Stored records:
▶

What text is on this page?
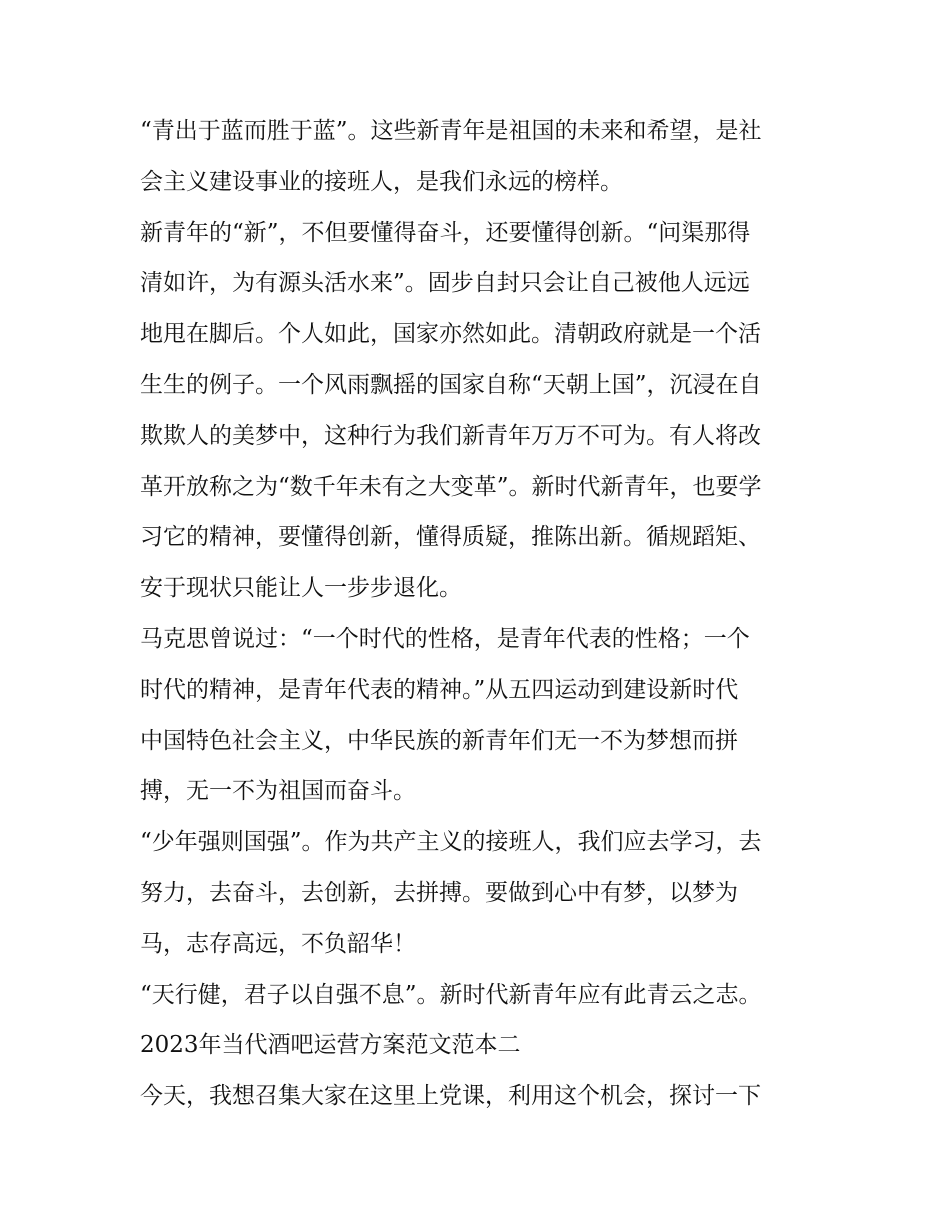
“青出于蓝而胜于蓝”。这些新青年是祖国的未来和希望，是社
会主义建设事业的接班人，是我们永远的榜样。
新青年的“新”，不但要懂得奋斗，还要懂得创新。“问渠那得
清如许，为有源头活水来”。固步自封只会让自己被他人远远
地甩在脚后。个人如此，国家亦然如此。清朝政府就是一个活
生生的例子。一个风雨飘摇的国家自称“天朝上国”，沉浸在自
欺欺人的美梦中，这种行为我们新青年万万不可为。有人将改
革开放称之为“数千年未有之大变革”。新时代新青年，也要学
习它的精神，要懂得创新，懂得质疑，推陈出新。循规蹈矩、
安于现状只能让人一步步退化。
马克思曾说过：“一个时代的性格，是青年代表的性格；一个
时代的精神，是青年代表的精神。”从五四运动到建设新时代
中国特色社会主义，中华民族的新青年们无一不为梦想而拼
搏，无一不为祖国而奋斗。
“少年强则国强”。作为共产主义的接班人，我们应去学习，去
努力，去奋斗，去创新，去拼搏。要做到心中有梦，以梦为
马，志存高远，不负韶华！
“天行健，君子以自强不息”。新时代新青年应有此青云之志。
2023年当代酒吧运营方案范文范本二
今天，我想召集大家在这里上党课，利用这个机会，探讨一下
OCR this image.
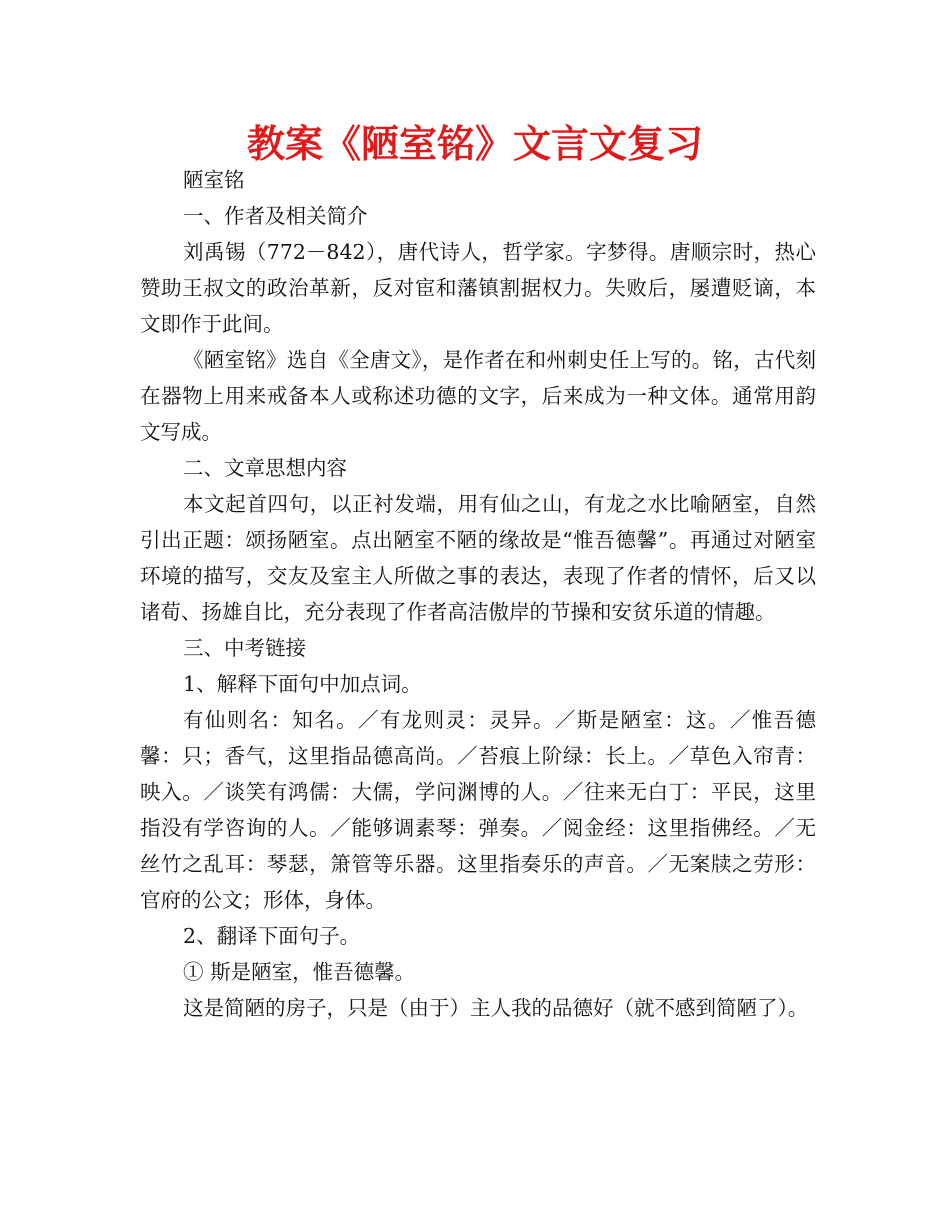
教案《陋室铭》文言文复习

陋室铭

一、作者及相关简介

刘禹锡（772－842），唐代诗人，哲学家。字梦得。唐顺宗时，热心赞助王叔文的政治革新，反对宦和藩镇割据权力。失败后，屡遭贬谪，本文即作于此间。

《陋室铭》选自《全唐文》，是作者在和州刺史任上写的。铭，古代刻在器物上用来戒备本人或称述功德的文字，后来成为一种文体。通常用韵文写成。

二、文章思想内容

本文起首四句，以正衬发端，用有仙之山，有龙之水比喻陋室，自然引出正题：颂扬陋室。点出陋室不陋的缘故是“惟吾德馨”。再通过对陋室环境的描写，交友及室主人所做之事的表达，表现了作者的情怀，后又以诸荀、扬雄自比，充分表现了作者高洁傲岸的节操和安贫乐道的情趣。

三、中考链接

1、解释下面句中加点词。

有仙则名：知名。／有龙则灵：灵异。／斯是陋室：这。／惟吾德馨：只；香气，这里指品德高尚。／苔痕上阶绿：长上。／草色入帘青：映入。／谈笑有鸿儒：大儒，学问渊博的人。／往来无白丁：平民，这里指没有学咨询的人。／能够调素琴：弹奏。／阅金经：这里指佛经。／无丝竹之乱耳：琴瑟，箫管等乐器。这里指奏乐的声音。／无案牍之劳形：官府的公文；形体，身体。

2、翻译下面句子。

① 斯是陋室，惟吾德馨。

这是简陋的房子，只是（由于）主人我的品德好（就不感到简陋了）。
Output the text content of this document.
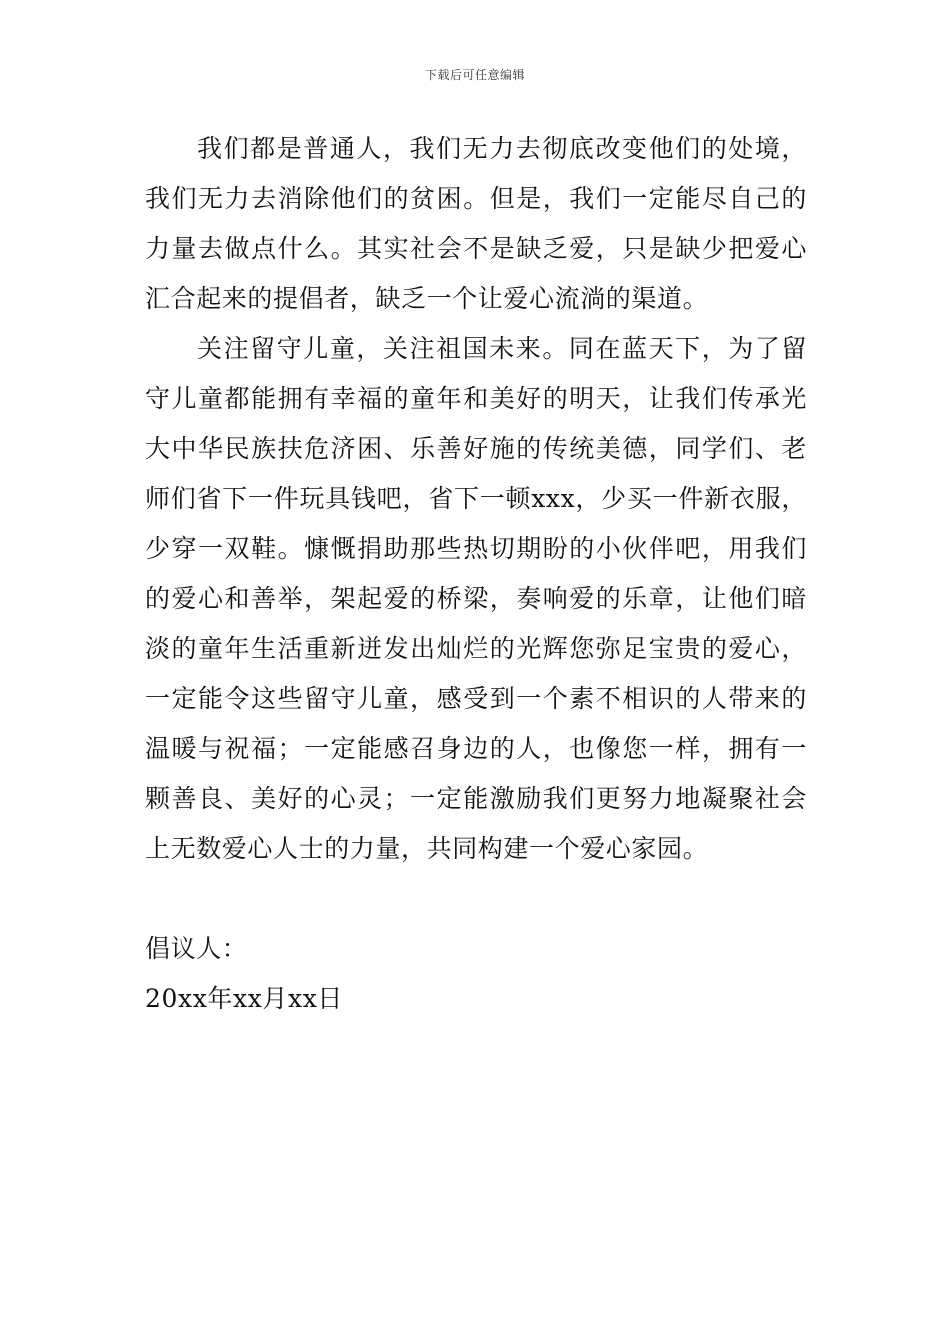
下载后可任意编辑

我们都是普通人，我们无力去彻底改变他们的处境，我们无力去消除他们的贫困。但是，我们一定能尽自己的力量去做点什么。其实社会不是缺乏爱，只是缺少把爱心汇合起来的提倡者，缺乏一个让爱心流淌的渠道。

关注留守儿童，关注祖国未来。同在蓝天下，为了留守儿童都能拥有幸福的童年和美好的明天，让我们传承光大中华民族扶危济困、乐善好施的传统美德，同学们、老师们省下一件玩具钱吧，省下一顿xxx，少买一件新衣服，少穿一双鞋。慷慨捐助那些热切期盼的小伙伴吧，用我们的爱心和善举，架起爱的桥梁，奏响爱的乐章，让他们暗淡的童年生活重新迸发出灿烂的光辉您弥足宝贵的爱心，一定能令这些留守儿童，感受到一个素不相识的人带来的温暖与祝福；一定能感召身边的人，也像您一样，拥有一颗善良、美好的心灵；一定能激励我们更努力地凝聚社会上无数爱心人士的力量，共同构建一个爱心家园。

倡议人：

20xx年xx月xx日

◀

Pictures are excluded; copy all other data exactly as shown.

The response:
What text is on this page?
“青出于蓝而胜于蓝”。这些新青年是祖国的未来和希望，是社
会主义建设事业的接班人，是我们永远的榜样。
新青年的“新”，不但要懂得奋斗，还要懂得创新。“问渠那得
清如许，为有源头活水来”。固步自封只会让自己被他人远远
地甩在脚后。个人如此，国家亦然如此。清朝政府就是一个活
生生的例子。一个风雨飘摇的国家自称“天朝上国”，沉浸在自
欺欺人的美梦中，这种行为我们新青年万万不可为。有人将改
革开放称之为“数千年未有之大变革”。新时代新青年，也要学
习它的精神，要懂得创新，懂得质疑，推陈出新。循规蹈矩、
安于现状只能让人一步步退化。
马克思曾说过：“一个时代的性格，是青年代表的性格；一个
时代的精神，是青年代表的精神。”从五四运动到建设新时代
中国特色社会主义，中华民族的新青年们无一不为梦想而拼
搏，无一不为祖国而奋斗。
“少年强则国强”。作为共产主义的接班人，我们应去学习，去
努力，去奋斗，去创新，去拼搏。要做到心中有梦，以梦为
马，志存高远，不负韶华！
“天行健，君子以自强不息”。新时代新青年应有此青云之志。
2023年当代酒吧运营方案范文范本二
今天，我想召集大家在这里上党课，利用这个机会，探讨一下
OCR this image.
教案《陋室铭》文言文复习

陋室铭

一、作者及相关简介

刘禹锡（772－842），唐代诗人，哲学家。字梦得。唐顺宗时，热心赞助王叔文的政治革新，反对宦和藩镇割据权力。失败后，屡遭贬谪，本文即作于此间。

《陋室铭》选自《全唐文》，是作者在和州刺史任上写的。铭，古代刻在器物上用来戒备本人或称述功德的文字，后来成为一种文体。通常用韵文写成。

二、文章思想内容

本文起首四句，以正衬发端，用有仙之山，有龙之水比喻陋室，自然引出正题：颂扬陋室。点出陋室不陋的缘故是“惟吾德馨”。再通过对陋室环境的描写，交友及室主人所做之事的表达，表现了作者的情怀，后又以诸荀、扬雄自比，充分表现了作者高洁傲岸的节操和安贫乐道的情趣。

三、中考链接

1、解释下面句中加点词。

有仙则名：知名。／有龙则灵：灵异。／斯是陋室：这。／惟吾德馨：只；香气，这里指品德高尚。／苔痕上阶绿：长上。／草色入帘青：映入。／谈笑有鸿儒：大儒，学问渊博的人。／往来无白丁：平民，这里指没有学咨询的人。／能够调素琴：弹奏。／阅金经：这里指佛经。／无丝竹之乱耳：琴瑟，箫管等乐器。这里指奏乐的声音。／无案牍之劳形：官府的公文；形体，身体。

2、翻译下面句子。

① 斯是陋室，惟吾德馨。

这是简陋的房子，只是（由于）主人我的品德好（就不感到简陋了）。
Output the text content of this document.
下载后可任意编辑

我们都是普通人，我们无力去彻底改变他们的处境，我们无力去消除他们的贫困。但是，我们一定能尽自己的力量去做点什么。其实社会不是缺乏爱，只是缺少把爱心汇合起来的提倡者，缺乏一个让爱心流淌的渠道。

关注留守儿童，关注祖国未来。同在蓝天下，为了留守儿童都能拥有幸福的童年和美好的明天，让我们传承光大中华民族扶危济困、乐善好施的传统美德，同学们、老师们省下一件玩具钱吧，省下一顿xxx，少买一件新衣服，少穿一双鞋。慷慨捐助那些热切期盼的小伙伴吧，用我们的爱心和善举，架起爱的桥梁，奏响爱的乐章，让他们暗淡的童年生活重新迸发出灿烂的光辉您弥足宝贵的爱心，一定能令这些留守儿童，感受到一个素不相识的人带来的温暖与祝福；一定能感召身边的人，也像您一样，拥有一颗善良、美好的心灵；一定能激励我们更努力地凝聚社会上无数爱心人士的力量，共同构建一个爱心家园。

倡议人：

20xx年xx月xx日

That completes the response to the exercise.